— start DATA ENTRIES —

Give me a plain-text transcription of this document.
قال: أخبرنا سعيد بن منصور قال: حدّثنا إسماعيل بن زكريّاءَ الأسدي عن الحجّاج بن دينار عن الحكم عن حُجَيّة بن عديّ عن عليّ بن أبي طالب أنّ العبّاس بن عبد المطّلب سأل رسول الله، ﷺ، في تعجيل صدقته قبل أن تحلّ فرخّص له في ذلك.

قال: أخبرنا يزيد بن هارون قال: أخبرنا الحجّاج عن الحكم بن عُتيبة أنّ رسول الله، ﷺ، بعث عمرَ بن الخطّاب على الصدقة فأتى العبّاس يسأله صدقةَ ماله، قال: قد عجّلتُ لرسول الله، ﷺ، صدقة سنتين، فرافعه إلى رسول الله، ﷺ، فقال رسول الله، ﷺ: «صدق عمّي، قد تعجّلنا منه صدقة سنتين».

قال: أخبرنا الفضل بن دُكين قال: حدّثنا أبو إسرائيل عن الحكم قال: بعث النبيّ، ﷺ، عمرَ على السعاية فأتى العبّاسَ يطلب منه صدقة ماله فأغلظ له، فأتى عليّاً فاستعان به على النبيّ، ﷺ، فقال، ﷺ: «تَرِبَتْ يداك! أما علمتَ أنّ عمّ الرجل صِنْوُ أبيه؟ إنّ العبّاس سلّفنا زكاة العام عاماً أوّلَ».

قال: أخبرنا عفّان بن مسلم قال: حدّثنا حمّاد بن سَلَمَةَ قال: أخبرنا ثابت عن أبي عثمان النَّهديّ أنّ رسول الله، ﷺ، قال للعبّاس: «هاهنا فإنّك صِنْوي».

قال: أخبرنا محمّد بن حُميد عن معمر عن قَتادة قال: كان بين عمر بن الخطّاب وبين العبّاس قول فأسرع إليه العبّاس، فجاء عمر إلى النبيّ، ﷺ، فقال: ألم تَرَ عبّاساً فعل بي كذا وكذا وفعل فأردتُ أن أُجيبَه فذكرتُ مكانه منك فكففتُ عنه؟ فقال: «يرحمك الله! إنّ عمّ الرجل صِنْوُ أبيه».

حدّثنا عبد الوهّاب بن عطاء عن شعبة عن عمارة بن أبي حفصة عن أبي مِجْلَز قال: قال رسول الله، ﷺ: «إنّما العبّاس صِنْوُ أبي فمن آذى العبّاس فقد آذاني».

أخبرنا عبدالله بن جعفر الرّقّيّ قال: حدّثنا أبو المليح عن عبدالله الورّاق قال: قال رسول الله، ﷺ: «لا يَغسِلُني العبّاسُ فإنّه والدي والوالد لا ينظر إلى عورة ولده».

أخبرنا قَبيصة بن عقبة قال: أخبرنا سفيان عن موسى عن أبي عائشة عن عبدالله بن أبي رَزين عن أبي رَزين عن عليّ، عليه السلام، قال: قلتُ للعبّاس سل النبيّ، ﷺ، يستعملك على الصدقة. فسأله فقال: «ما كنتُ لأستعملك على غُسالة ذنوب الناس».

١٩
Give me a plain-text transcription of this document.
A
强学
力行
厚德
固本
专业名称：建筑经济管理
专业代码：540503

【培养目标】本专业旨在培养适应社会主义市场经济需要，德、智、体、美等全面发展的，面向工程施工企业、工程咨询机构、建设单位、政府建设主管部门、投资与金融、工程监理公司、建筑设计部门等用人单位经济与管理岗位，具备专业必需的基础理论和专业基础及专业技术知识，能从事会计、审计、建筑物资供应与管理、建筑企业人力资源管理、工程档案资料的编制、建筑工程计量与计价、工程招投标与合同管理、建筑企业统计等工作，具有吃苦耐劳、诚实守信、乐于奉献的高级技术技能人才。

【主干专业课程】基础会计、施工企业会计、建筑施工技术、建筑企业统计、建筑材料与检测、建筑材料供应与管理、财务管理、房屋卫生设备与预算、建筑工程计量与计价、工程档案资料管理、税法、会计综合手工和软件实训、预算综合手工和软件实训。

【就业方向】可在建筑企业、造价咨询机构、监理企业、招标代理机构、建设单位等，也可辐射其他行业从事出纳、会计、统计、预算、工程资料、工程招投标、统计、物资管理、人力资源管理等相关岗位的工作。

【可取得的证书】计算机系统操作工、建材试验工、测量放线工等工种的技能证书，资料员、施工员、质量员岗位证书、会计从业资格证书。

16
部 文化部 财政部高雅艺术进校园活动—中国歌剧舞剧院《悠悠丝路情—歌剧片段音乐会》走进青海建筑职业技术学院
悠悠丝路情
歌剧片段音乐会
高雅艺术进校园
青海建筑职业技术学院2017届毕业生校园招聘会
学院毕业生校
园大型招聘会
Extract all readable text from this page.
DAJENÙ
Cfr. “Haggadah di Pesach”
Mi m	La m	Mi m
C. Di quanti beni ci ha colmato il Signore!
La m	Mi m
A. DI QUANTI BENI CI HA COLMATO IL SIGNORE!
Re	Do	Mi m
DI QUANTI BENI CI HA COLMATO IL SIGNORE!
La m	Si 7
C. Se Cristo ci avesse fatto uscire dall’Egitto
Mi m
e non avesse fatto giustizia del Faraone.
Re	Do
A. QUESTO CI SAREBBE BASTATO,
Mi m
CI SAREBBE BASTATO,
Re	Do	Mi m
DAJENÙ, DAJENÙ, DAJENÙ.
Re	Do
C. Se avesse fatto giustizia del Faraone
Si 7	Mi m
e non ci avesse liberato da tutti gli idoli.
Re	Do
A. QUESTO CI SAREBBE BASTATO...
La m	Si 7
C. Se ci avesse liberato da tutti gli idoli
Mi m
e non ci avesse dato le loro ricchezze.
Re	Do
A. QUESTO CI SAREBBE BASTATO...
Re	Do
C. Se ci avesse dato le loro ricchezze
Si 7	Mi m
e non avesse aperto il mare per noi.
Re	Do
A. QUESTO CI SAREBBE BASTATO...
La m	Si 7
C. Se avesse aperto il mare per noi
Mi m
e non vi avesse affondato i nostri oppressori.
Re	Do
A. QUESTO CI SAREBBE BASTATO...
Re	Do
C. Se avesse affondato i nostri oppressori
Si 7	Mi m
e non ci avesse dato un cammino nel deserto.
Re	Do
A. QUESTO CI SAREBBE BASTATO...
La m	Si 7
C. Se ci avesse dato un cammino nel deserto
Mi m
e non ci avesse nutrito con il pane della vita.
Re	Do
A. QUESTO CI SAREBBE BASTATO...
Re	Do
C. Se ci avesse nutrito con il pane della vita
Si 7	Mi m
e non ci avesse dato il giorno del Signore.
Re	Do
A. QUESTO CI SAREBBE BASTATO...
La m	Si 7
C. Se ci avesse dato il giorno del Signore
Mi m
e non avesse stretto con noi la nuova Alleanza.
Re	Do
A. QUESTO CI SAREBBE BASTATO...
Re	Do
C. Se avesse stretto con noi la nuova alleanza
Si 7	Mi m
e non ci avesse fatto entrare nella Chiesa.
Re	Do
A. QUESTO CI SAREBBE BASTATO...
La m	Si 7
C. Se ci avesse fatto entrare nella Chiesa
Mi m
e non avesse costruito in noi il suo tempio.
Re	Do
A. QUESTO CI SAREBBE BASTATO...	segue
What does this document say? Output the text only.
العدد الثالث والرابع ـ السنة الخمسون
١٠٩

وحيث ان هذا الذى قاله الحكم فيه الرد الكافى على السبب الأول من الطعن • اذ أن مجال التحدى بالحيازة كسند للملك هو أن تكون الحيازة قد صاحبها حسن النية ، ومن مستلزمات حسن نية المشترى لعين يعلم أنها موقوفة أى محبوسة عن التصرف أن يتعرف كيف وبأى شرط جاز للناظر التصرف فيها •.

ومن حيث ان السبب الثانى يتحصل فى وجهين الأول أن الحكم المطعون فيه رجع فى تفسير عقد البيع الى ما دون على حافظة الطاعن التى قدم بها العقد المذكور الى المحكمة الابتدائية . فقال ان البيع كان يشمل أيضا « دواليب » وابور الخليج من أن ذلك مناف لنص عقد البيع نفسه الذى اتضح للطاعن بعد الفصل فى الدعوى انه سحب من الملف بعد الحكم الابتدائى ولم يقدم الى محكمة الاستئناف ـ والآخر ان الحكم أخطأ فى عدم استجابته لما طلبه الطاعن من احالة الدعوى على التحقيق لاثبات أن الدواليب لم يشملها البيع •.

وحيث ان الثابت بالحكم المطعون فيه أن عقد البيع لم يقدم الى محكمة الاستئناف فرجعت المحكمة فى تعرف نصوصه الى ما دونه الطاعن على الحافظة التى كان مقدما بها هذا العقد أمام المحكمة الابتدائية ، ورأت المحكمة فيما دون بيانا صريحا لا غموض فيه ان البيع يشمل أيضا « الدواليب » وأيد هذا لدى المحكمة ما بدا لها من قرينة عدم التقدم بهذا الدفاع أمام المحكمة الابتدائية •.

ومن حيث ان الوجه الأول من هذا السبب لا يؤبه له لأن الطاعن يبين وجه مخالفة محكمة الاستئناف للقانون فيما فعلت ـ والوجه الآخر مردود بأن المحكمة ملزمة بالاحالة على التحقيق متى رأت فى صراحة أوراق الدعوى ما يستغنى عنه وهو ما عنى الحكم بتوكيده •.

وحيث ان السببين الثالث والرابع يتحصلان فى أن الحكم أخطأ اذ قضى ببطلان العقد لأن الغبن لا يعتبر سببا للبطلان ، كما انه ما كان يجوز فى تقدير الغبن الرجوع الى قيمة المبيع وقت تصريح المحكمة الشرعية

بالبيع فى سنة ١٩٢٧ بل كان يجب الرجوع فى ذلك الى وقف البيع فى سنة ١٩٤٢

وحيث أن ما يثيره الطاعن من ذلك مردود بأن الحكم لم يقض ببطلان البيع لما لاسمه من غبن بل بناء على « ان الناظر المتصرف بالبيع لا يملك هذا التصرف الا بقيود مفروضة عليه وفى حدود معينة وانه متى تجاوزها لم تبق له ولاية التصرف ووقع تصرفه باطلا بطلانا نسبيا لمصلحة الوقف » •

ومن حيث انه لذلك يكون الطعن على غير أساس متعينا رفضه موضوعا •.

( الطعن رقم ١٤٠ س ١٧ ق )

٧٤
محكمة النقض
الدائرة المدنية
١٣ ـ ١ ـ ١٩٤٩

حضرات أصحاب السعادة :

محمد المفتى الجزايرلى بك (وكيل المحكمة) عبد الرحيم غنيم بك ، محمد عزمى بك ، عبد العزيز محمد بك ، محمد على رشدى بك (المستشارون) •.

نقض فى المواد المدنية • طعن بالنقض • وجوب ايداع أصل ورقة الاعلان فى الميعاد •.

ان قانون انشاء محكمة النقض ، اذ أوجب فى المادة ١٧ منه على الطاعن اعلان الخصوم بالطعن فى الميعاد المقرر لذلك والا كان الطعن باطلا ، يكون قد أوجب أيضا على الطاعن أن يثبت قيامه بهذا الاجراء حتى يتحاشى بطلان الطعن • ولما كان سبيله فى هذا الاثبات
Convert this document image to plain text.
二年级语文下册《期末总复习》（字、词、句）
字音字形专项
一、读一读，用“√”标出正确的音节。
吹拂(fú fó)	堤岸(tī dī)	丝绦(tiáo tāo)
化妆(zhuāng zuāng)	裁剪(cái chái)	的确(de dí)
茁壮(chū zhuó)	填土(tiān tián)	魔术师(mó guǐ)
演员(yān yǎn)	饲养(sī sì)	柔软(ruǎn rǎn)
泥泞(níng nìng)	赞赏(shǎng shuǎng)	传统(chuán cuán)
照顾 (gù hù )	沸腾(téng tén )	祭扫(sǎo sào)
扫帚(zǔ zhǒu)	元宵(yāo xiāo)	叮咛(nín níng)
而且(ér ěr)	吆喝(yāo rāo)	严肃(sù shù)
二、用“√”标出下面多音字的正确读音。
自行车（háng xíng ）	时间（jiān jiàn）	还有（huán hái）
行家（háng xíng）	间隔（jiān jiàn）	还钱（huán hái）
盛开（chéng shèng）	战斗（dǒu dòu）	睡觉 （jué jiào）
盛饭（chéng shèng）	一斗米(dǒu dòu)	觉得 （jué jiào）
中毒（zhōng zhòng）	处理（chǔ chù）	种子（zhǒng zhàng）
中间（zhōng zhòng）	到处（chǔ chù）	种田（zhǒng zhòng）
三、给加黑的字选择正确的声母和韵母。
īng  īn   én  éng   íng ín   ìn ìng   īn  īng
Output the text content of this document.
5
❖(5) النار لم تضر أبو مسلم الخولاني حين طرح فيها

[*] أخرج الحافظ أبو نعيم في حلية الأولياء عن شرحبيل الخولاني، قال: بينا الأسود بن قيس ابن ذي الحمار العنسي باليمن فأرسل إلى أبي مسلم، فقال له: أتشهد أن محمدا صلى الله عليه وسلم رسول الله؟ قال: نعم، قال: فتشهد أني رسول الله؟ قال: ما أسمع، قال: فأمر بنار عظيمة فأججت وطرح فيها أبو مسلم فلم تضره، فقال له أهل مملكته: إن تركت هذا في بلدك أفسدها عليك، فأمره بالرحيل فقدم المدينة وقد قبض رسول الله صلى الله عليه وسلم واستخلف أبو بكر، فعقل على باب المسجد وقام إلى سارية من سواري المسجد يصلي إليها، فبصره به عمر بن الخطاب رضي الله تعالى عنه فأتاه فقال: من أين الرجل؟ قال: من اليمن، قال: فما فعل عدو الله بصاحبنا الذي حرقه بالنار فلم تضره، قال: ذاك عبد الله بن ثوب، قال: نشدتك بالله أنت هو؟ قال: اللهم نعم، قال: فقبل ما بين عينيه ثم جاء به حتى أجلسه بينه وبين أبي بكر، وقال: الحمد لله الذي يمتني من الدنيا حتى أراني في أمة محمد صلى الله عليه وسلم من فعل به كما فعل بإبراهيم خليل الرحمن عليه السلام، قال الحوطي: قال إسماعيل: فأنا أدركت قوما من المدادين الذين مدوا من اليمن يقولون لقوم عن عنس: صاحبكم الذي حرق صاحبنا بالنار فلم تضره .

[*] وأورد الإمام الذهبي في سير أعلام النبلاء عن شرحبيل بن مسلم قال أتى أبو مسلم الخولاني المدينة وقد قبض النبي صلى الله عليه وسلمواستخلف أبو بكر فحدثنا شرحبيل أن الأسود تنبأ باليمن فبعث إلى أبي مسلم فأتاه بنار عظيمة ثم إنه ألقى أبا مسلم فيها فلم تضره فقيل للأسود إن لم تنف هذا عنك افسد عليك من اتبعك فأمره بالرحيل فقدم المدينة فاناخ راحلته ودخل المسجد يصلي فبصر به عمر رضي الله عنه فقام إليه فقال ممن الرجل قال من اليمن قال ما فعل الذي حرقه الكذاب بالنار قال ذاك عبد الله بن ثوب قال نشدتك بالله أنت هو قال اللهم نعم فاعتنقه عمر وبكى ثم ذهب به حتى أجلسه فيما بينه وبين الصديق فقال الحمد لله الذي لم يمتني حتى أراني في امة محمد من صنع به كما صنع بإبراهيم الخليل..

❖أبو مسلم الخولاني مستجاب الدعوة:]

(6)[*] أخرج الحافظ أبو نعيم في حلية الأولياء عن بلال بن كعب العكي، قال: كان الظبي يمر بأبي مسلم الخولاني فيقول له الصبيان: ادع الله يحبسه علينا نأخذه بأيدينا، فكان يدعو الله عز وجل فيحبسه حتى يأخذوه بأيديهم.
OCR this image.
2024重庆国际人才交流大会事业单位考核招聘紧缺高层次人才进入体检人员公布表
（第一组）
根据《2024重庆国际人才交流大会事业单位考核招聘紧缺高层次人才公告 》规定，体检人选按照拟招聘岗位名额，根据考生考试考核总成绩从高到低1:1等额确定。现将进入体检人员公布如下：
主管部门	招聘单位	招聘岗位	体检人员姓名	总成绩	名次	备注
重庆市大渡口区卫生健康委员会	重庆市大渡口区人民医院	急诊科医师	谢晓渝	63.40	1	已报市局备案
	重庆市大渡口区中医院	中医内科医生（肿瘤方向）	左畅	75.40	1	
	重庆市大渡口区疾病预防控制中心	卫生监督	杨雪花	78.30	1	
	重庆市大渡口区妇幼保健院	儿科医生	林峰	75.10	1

— end DATA ENTRIES —

(WHAT YOU HAVE TO DO): Keep only those lines of the records that hold "حلية", and return them.

(EXERCISE ANSWER):
[*] أخرج الحافظ أبو نعيم في حلية الأولياء عن شرحبيل الخولاني، قال: بينا الأسود بن قيس ابن ذي الحمار العنسي باليمن فأرسل إلى أبي مسلم، فقال له: أتشهد أن محمدا صلى الله عليه وسلم رسول الله؟ قال: نعم، قال: فتشهد أني رسول الله؟ قال: ما أسمع، قال: فأمر بنار عظيمة فأججت وطرح فيها أبو مسلم فلم تضره، فقال له أهل مملكته: إن تركت هذا في بلدك أفسدها عليك، فأمره بالرحيل فقدم المدينة وقد قبض رسول الله صلى الله عليه وسلم واستخلف أبو بكر، فعقل على باب المسجد وقام إلى سارية من سواري المسجد يصلي إليها، فبصره به عمر بن الخطاب رضي الله تعالى عنه فأتاه فقال: من أين الرجل؟ قال: من اليمن، قال: فما فعل عدو الله بصاحبنا الذي حرقه بالنار فلم تضره، قال: ذاك عبد الله بن ثوب، قال: نشدتك بالله أنت هو؟ قال: اللهم نعم، قال: فقبل ما بين عينيه ثم جاء به حتى أجلسه بينه وبين أبي بكر، وقال: الحمد لله الذي يمتني من الدنيا حتى أراني في أمة محمد صلى الله عليه وسلم من فعل به كما فعل بإبراهيم خليل الرحمن عليه السلام، قال الحوطي: قال إسماعيل: فأنا أدركت قوما من المدادين الذين مدوا من اليمن يقولون لقوم عن عنس: صاحبكم الذي حرق صاحبنا بالنار فلم تضره .
(6)[*] أخرج الحافظ أبو نعيم في حلية الأولياء عن بلال بن كعب العكي، قال: كان الظبي يمر بأبي مسلم الخولاني فيقول له الصبيان: ادع الله يحبسه علينا نأخذه بأيدينا، فكان يدعو الله عز وجل فيحبسه حتى يأخذوه بأيديهم.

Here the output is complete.